#### [Task goal]
Search the records below for the string "portaobjetos", and report each line that contains it.

#### [Data records]
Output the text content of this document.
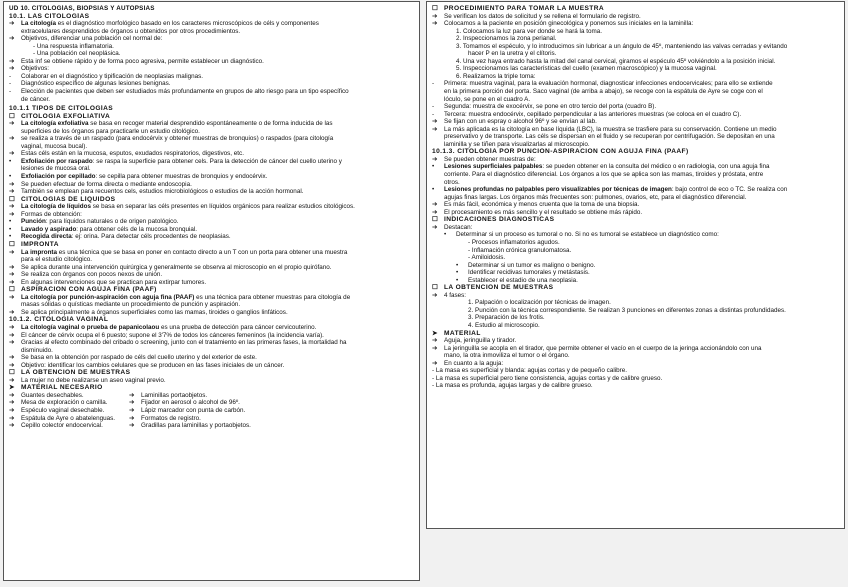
UD 10. CITOLOGÍAS, BIOPSIAS Y AUTOPSIAS
10.1. LAS CITOLOGÍAS
➔	La citología es el diagnóstico morfológico basado en los caracteres microscópicos de céls y componentes
extracelulares desprendidos de órganos u obtenidos por otros procedimientos.
➔	Objetivos, diferenciar una población cel normal de:
- Una respuesta inflamatoria.
- Una población cel neoplásica.
➔	Esta inf se obtiene rápido y de forma poco agresiva, permite establecer un diagnóstico.
➔	Objetivos:
-	Colaborar en el diagnóstico y tipificación de neoplasias malignas.
-	Diagnóstico específico de algunas lesiones benignas.
-	Elección de pacientes que deben ser estudiados más profundamente en grupos de alto riesgo para un tipo específico
de cáncer.
10.1.1 TIPOS DE CITOLOGÍAS
☐ CITOLOGÍA EXFOLIATIVA
➔	La citología exfoliativa se basa en recoger material desprendido espontáneamente o de forma inducida de las
superficies de los órganos para practicarle un estudio citológico.
➔	se realiza a través de un raspado (para endocérvix y obtener muestras de bronquios) o raspados (para citología
vaginal, mucosa bucal).
➔	Estas céls están en la mucosa, esputos, exudados respiratorios, digestivos, etc.
•	Exfoliación por raspado: se raspa la superficie para obtener cels. Para la detección de cáncer del cuello uterino y
lesiones de mucosa oral.
•	Exfoliación por cepillado: se cepilla para obtener muestras de bronquios y endocérvix.
➔	Se pueden efectuar de forma directa o mediante endoscopia.
➔	También se emplean para recuentos cels, estudios microbiológicos o estudios de la acción hormonal.
☐ CITOLOGÍAS DE LÍQUIDOS
➔	La citología de líquidos se basa en separar las céls presentes en líquidos orgánicos para realizar estudios citológicos.
➔	Formas de obtención:
•	Punción: para líquidos naturales o de origen patológico.
•	Lavado y aspirado: para obtener céls de la mucosa bronquial.
•	Recogida directa: ej: orina. Para detectar céls procedentes de neoplasias.
☐ IMPRONTA
➔	La impronta es una técnica que se basa en poner en contacto directo a un T con un porta para obtener una muestra
para el estudio citológico.
➔	Se aplica durante una intervención quirúrgica y generalmente se observa al microscopio en el propio quirófano.
➔	Se realiza con órganos con pocos nexos de unión.
➔	En algunas intervenciones que se practican para extirpar tumores.
☐ ASPIRACIÓN CON AGUJA FINA (PAAF)
➔	La citología por punción-aspiración con aguja fina (PAAF) es una técnica para obtener muestras para citología de
masas sólidas o quísticas mediante un procedimiento de punción y aspiración.
➔	Se aplica principalmente a órganos superficiales como las mamas, tiroides o ganglios linfáticos.
10.1.2. CITOLOGÍA VAGINAL
➔	La citología vaginal o prueba de papanicolaou es una prueba de detección para cáncer cervicouterino.
➔	El cáncer de cérvix ocupa el 6 puesto; supone el 3'7% de todos los cánceres femeninos (la incidencia varía).
➔	Gracias al efecto combinado del cribado o screening, junto con el tratamiento en las primeras fases, la mortalidad ha
disminuido.
➔	Se basa en la obtención por raspado de céls del cuello uterino y del exterior de este.
➔	Objetivo: identificar los cambios celulares que se producen en las fases iniciales de un cáncer.
☐ LA OBTENCIÓN DE MUESTRAS
➔	La mujer no debe realizarse un aseo vaginal previo.
➤ MATERIAL NECESARIO
➔	Guantes desechables.
➔	Mesa de exploración o camilla.
➔	Espéculo vaginal desechable.
➔	Espátula de Ayre o abatelenguas.
➔	Cepillo colector endocervical.
➔	Laminillas portaobjetos.
➔	Fijador en aerosol o alcohol de 96º.
➔	Lápiz marcador con punta de carbón.
➔	Formatos de registro.
➔	Gradillas para laminillas y portaobjetos.
☐ PROCEDIMIENTO PARA TOMAR LA MUESTRA
➔	Se verifican los datos de solicitud y se rellena el formulario de registro.
➔	Colocamos a la paciente en posición ginecológica y ponemos sus iniciales en la laminilla:
1. Colocamos la luz para ver donde se hará la toma.
2. Inspeccionamos la zona perianal.
3. Tomamos el espéculo, y lo introducimos sin lubricar a un ángulo de 45º, manteniendo las valvas cerradas y evitando
hacer P en la uretra y el clítoris.
4. Una vez haya entrado hasta la mitad del canal cervical, giramos el espéculo 45º volviéndolo a la posición inicial.
5. Inspeccionamos las características del cuello (examen macroscópico) y la mucosa vaginal.
6. Realizamos la triple toma:
-	Primera: muestra vaginal, para la evaluación hormonal, diagnosticar infecciones endocervicales; para ello se extiende
en la primera porción del porta. Saco vaginal (de arriba a abajo), se recoge con la espátula de Ayre se coge con el
lóculo, se pone en el cuadro A.
-	Segunda: muestra de exocérvix, se pone en otro tercio del porta (cuadro B).
-	Tercera: muestra endocérvix, cepillado perpendicular a las anteriores muestras (se coloca en el cuadro C).
➔	Se fijan con un espray o alcohol 96º y se envían al lab.
➔	La más aplicada es la citología en base líquida (LBC), la muestra se trasfiere para su conservación. Contiene un medio
preservativo y de transporte. Las céls se dispersan en el fluido y se recuperan por centrifugación. Se depositan en una
laminilla y se tiñen para visualizarlas al microscopio.
10.1.3. CITOLOGÍA POR PUNCIÓN-ASPIRACIÓN CON AGUJA FINA (PAAF)
➔	Se pueden obtener muestras de:
•	Lesiones superficiales palpables: se pueden obtener en la consulta del médico o en radiología, con una aguja fina
corriente. Para el diagnóstico diferencial. Los órganos a los que se aplica son las mamas, tiroides y próstata, entre
otros.
•	Lesiones profundas no palpables pero visualizables por técnicas de imagen: bajo control de eco o TC. Se realiza con
agujas finas largas. Los órganos más frecuentes son: pulmones, ovarios, etc, para el diagnóstico diferencial.
➔	Es más fácil, económica y menos cruenta que la toma de una biopsia.
➔	El procesamiento es más sencillo y el resultado se obtiene más rápido.
☐ INDICACIONES DIAGNÓSTICAS
➔	Destacan:
•	Determinar si un proceso es tumoral o no. Si no es tumoral se establece un diagnóstico como:
- Procesos inflamatorios agudos.
- Inflamación crónica granulomatosa.
- Amiloidosis.
•	Determinar si un tumor es maligno o benigno.
•	Identificar recidivas tumorales y metástasis.
•	Establecer el estadio de una neoplasia.
☐ LA OBTENCIÓN DE MUESTRAS
➔	4 fases:
1. Palpación o localización por técnicas de imagen.
2. Punción con la técnica correspondiente. Se realizan 3 punciones en diferentes zonas a distintas profundidades.
3. Preparación de los frotis.
4. Estudio al microscopio.
➤ MATERIAL
➔	Aguja, jeringuilla y tirador.
➔	La jeringuilla se acopla en el tirador, que permite obtener el vacío en el cuerpo de la jeringa accionándolo con una
mano, la otra inmoviliza el tumor o el órgano.
➔	En cuanto a la aguja:
- La masa es superficial y blanda: agujas cortas y de pequeño calibre.
- La masa es superficial pero tiene consistencia, agujas cortas y de calibre grueso.
- La masa es profunda, agujas largas y de calibre grueso.
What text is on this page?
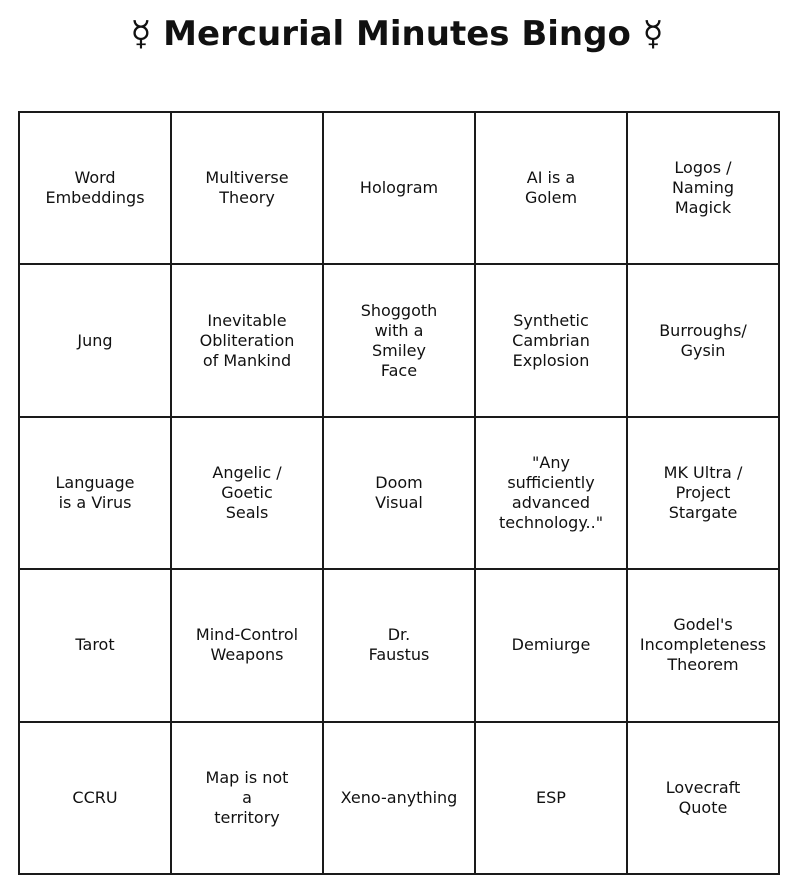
☿ Mercurial Minutes Bingo ☿
Word
Embeddings
Multiverse
Theory
Hologram
AI is a
Golem
Logos /
Naming
Magick
Jung
Inevitable
Obliteration
of Mankind
Shoggoth
with a
Smiley
Face
Synthetic
Cambrian
Explosion
Burroughs/
Gysin
Language
is a Virus
Angelic /
Goetic
Seals
Doom
Visual
"Any
sufficiently
advanced
technology.."
MK Ultra /
Project
Stargate
Tarot
Mind-Control
Weapons
Dr.
Faustus
Demiurge
Godel's
Incompleteness
Theorem
CCRU
Map is not
a
territory
Xeno-anything	ESP
Lovecraft
Quote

#### [Answer below]
➔	Laminillas portaobjetos.
➔	Gradillas para laminillas y portaobjetos.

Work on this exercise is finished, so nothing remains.